§ **Problem to solve**: Each record must be reproduced exactly as it is shown.

(Stored data)
--------

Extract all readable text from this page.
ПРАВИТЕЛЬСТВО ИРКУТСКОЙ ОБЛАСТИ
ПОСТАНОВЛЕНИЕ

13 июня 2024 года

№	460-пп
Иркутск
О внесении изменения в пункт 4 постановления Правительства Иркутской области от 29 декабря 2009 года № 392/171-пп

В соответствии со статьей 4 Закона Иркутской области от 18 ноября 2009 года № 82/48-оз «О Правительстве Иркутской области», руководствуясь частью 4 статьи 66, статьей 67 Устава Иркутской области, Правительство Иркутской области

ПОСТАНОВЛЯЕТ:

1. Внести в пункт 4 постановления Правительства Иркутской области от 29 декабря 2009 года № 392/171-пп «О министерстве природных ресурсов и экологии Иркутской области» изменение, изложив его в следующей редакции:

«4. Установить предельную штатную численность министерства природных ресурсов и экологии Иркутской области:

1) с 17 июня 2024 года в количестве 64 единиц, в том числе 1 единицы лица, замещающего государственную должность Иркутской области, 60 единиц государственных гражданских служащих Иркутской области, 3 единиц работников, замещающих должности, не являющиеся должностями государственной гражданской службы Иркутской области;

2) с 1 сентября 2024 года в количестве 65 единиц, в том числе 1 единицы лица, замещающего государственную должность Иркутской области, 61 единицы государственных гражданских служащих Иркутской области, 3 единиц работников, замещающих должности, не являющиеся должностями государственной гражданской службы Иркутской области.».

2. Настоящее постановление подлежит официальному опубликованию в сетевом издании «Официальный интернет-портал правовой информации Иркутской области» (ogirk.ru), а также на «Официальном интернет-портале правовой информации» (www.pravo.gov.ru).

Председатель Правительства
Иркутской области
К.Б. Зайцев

--------

§ **Answer**:
Extract all readable text from this page.
ПРАВИТЕЛЬСТВО ИРКУТСКОЙ ОБЛАСТИ
ПОСТАНОВЛЕНИЕ

13 июня 2024 года

№	460-пп
Иркутск
О внесении изменения в пункт 4 постановления Правительства Иркутской области от 29 декабря 2009 года № 392/171-пп

В соответствии со статьей 4 Закона Иркутской области от 18 ноября 2009 года № 82/48-оз «О Правительстве Иркутской области», руководствуясь частью 4 статьи 66, статьей 67 Устава Иркутской области, Правительство Иркутской области

ПОСТАНОВЛЯЕТ:

1. Внести в пункт 4 постановления Правительства Иркутской области от 29 декабря 2009 года № 392/171-пп «О министерстве природных ресурсов и экологии Иркутской области» изменение, изложив его в следующей редакции:

«4. Установить предельную штатную численность министерства природных ресурсов и экологии Иркутской области:

1) с 17 июня 2024 года в количестве 64 единиц, в том числе 1 единицы лица, замещающего государственную должность Иркутской области, 60 единиц государственных гражданских служащих Иркутской области, 3 единиц работников, замещающих должности, не являющиеся должностями государственной гражданской службы Иркутской области;

2) с 1 сентября 2024 года в количестве 65 единиц, в том числе 1 единицы лица, замещающего государственную должность Иркутской области, 61 единицы государственных гражданских служащих Иркутской области, 3 единиц работников, замещающих должности, не являющиеся должностями государственной гражданской службы Иркутской области.».

2. Настоящее постановление подлежит официальному опубликованию в сетевом издании «Официальный интернет-портал правовой информации Иркутской области» (ogirk.ru), а также на «Официальном интернет-портале правовой информации» (www.pravo.gov.ru).

Председатель Правительства
Иркутской области
К.Б. Зайцев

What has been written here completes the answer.